Given exercise:
Scan the material and copy every line in which "Công" appears.

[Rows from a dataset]
=====

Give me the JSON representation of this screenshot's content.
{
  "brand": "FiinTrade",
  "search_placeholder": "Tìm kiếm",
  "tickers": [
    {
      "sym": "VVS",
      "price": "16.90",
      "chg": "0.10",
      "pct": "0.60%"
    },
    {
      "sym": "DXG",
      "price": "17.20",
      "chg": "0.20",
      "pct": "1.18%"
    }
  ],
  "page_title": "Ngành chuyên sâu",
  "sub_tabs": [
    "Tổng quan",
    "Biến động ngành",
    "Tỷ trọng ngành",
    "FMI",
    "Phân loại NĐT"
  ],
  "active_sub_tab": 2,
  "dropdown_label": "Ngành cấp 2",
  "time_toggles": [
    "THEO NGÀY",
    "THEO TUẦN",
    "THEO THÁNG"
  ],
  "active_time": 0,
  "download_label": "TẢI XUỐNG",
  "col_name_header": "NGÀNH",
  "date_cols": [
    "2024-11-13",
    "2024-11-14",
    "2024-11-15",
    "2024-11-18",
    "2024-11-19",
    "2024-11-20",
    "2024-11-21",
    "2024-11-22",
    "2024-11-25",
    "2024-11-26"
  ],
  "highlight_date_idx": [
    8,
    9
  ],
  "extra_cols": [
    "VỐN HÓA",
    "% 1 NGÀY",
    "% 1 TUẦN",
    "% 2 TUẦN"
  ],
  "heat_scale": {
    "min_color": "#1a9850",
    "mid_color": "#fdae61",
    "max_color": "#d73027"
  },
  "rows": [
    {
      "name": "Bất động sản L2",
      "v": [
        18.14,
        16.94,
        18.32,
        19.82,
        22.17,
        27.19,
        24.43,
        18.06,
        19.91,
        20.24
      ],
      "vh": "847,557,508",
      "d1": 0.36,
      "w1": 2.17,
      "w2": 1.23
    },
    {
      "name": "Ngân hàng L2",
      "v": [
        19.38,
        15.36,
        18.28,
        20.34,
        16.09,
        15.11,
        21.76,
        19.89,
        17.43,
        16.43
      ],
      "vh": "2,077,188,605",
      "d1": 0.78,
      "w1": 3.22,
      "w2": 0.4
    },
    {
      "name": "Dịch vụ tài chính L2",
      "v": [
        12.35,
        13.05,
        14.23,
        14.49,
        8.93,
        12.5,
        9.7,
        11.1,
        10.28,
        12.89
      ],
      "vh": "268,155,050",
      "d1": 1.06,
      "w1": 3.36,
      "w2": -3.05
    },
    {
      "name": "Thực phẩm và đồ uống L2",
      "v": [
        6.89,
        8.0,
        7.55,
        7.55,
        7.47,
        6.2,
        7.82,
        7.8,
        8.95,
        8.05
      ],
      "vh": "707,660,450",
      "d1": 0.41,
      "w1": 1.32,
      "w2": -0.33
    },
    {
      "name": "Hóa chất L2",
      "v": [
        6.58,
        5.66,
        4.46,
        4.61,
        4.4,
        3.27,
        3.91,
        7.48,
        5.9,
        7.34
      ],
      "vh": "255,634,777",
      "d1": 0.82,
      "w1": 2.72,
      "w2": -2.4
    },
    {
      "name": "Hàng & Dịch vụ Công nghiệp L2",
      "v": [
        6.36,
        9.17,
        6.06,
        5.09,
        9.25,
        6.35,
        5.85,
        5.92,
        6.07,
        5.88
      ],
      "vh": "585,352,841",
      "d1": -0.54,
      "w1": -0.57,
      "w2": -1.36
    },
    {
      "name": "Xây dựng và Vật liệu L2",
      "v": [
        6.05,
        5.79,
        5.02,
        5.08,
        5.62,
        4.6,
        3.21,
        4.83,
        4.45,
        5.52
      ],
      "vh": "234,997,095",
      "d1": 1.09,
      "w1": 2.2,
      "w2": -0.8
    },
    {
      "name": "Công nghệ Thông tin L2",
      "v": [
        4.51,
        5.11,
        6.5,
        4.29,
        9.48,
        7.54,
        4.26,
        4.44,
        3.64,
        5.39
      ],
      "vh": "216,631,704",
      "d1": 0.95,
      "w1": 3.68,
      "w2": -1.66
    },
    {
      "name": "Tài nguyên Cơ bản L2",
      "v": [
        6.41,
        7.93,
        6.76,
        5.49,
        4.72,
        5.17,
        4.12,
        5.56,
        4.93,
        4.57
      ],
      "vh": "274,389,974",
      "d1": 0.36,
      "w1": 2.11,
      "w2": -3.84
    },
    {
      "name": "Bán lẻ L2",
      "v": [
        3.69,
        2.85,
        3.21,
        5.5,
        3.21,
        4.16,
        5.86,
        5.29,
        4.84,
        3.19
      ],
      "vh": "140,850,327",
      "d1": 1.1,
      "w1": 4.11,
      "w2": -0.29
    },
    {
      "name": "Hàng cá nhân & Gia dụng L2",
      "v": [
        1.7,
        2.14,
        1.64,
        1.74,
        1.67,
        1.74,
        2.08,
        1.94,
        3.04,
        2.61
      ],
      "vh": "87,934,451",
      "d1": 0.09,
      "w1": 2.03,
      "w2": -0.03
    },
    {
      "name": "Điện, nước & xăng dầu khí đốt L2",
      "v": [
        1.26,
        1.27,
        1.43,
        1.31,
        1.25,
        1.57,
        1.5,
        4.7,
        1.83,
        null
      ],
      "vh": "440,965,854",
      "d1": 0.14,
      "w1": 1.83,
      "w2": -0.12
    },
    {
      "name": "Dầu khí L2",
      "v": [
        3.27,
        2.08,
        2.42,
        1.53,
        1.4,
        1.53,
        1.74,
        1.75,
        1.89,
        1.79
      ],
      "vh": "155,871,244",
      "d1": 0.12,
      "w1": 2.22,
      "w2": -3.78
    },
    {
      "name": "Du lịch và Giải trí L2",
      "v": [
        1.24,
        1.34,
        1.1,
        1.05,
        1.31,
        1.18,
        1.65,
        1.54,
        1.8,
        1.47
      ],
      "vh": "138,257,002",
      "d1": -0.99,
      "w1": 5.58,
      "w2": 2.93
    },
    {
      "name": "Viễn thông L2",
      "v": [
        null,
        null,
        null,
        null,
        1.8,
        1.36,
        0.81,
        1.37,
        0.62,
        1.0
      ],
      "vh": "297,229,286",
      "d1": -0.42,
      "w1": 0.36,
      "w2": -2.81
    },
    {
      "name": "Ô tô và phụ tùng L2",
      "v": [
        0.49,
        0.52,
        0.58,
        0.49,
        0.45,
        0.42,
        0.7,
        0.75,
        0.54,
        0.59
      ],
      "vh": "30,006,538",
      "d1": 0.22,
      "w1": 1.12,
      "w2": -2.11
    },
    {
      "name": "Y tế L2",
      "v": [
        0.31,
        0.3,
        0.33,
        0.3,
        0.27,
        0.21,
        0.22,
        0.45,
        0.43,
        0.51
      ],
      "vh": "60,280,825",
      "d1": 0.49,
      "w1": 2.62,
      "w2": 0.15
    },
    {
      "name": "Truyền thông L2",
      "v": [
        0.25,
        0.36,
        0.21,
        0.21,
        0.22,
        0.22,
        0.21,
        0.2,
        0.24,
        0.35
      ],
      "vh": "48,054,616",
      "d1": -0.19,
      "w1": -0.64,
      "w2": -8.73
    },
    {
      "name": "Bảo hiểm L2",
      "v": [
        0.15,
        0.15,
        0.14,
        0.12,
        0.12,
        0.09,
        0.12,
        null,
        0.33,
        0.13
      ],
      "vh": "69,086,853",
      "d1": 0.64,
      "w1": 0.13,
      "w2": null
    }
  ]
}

=====

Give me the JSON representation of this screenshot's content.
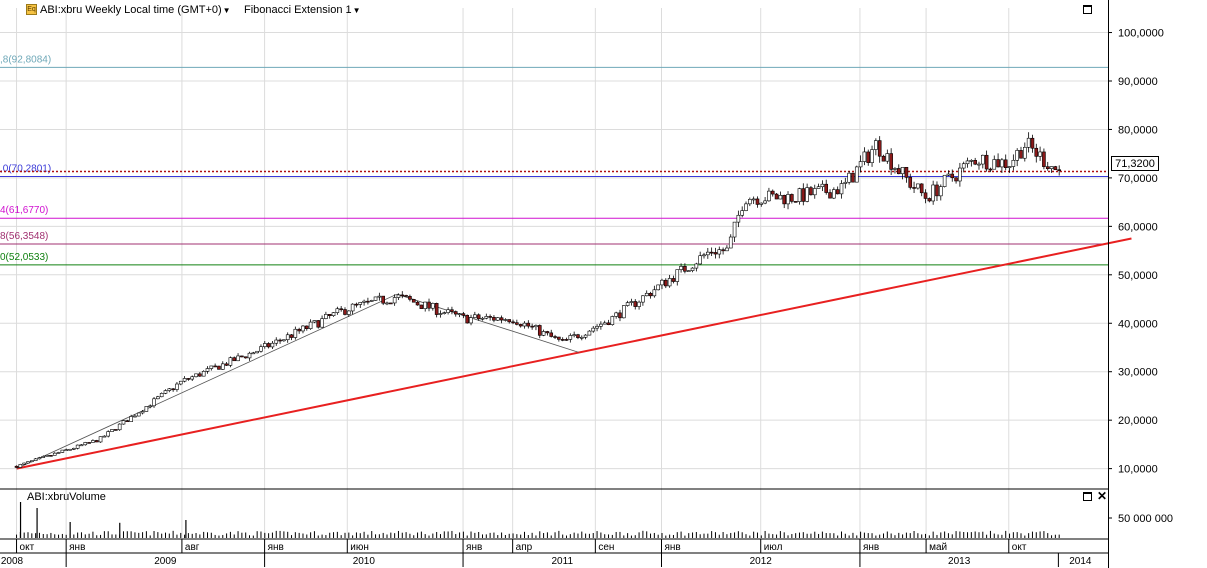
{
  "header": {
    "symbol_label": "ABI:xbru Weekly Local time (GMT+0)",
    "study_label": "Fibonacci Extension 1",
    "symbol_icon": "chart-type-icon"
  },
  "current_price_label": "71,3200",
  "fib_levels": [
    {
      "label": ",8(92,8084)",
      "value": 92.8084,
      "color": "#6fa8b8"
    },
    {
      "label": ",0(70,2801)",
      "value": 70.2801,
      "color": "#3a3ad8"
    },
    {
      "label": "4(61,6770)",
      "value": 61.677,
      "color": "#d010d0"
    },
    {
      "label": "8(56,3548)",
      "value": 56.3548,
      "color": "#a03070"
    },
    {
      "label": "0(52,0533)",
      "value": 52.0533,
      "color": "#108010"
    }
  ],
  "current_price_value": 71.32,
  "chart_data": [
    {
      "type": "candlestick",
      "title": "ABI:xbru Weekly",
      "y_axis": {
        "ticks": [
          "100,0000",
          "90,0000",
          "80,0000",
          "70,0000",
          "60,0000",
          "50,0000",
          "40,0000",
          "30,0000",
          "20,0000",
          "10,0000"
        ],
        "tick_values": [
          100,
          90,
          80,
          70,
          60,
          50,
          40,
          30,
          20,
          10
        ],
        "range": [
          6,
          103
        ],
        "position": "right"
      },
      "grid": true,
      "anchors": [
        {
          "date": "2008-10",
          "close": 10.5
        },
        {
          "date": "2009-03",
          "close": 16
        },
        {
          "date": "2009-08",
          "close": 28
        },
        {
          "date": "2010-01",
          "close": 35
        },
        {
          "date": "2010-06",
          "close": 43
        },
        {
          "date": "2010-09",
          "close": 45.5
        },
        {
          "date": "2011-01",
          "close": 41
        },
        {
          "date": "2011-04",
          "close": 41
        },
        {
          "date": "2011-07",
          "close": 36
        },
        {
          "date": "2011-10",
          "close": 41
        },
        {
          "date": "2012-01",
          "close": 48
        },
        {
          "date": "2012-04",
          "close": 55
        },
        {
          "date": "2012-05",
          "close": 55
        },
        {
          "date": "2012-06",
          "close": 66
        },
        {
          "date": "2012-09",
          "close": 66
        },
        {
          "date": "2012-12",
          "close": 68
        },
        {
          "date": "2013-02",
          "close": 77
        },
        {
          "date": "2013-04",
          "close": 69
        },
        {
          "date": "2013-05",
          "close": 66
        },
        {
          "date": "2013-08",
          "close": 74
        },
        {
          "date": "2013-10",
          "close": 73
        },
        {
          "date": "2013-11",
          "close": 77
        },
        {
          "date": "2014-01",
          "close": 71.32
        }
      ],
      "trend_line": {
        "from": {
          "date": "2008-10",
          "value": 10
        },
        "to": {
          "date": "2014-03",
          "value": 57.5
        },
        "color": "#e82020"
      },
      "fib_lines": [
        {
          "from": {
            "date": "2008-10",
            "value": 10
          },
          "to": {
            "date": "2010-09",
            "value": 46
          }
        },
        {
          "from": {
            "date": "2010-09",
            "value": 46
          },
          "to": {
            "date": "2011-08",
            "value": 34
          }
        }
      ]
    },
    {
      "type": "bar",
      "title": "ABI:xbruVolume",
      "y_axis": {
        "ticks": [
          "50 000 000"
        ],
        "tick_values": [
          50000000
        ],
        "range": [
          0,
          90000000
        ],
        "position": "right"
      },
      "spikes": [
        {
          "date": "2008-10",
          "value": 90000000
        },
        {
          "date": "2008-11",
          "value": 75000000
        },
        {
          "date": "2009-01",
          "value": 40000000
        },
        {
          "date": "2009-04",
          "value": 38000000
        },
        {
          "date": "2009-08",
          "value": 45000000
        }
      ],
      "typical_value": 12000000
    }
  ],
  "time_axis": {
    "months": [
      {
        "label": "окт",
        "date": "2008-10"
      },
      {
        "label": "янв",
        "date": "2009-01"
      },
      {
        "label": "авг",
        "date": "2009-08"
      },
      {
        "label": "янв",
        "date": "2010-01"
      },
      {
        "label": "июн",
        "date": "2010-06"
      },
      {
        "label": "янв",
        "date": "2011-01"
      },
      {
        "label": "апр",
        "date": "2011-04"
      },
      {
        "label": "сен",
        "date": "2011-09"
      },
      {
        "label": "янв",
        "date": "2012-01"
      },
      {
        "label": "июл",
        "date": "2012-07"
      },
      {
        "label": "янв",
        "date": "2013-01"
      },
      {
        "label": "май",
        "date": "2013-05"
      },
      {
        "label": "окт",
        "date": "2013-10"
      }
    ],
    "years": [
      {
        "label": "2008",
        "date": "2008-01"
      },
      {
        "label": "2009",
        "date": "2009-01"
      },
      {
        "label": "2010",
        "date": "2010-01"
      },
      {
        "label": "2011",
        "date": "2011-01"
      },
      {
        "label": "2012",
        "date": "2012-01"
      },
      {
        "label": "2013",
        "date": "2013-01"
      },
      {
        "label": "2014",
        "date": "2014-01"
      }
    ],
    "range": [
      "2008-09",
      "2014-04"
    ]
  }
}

=====

Solution for this problem:
      "name": "Hàng & Dịch vụ Công nghiệp L2",
      "name": "Công nghệ Thông tin L2",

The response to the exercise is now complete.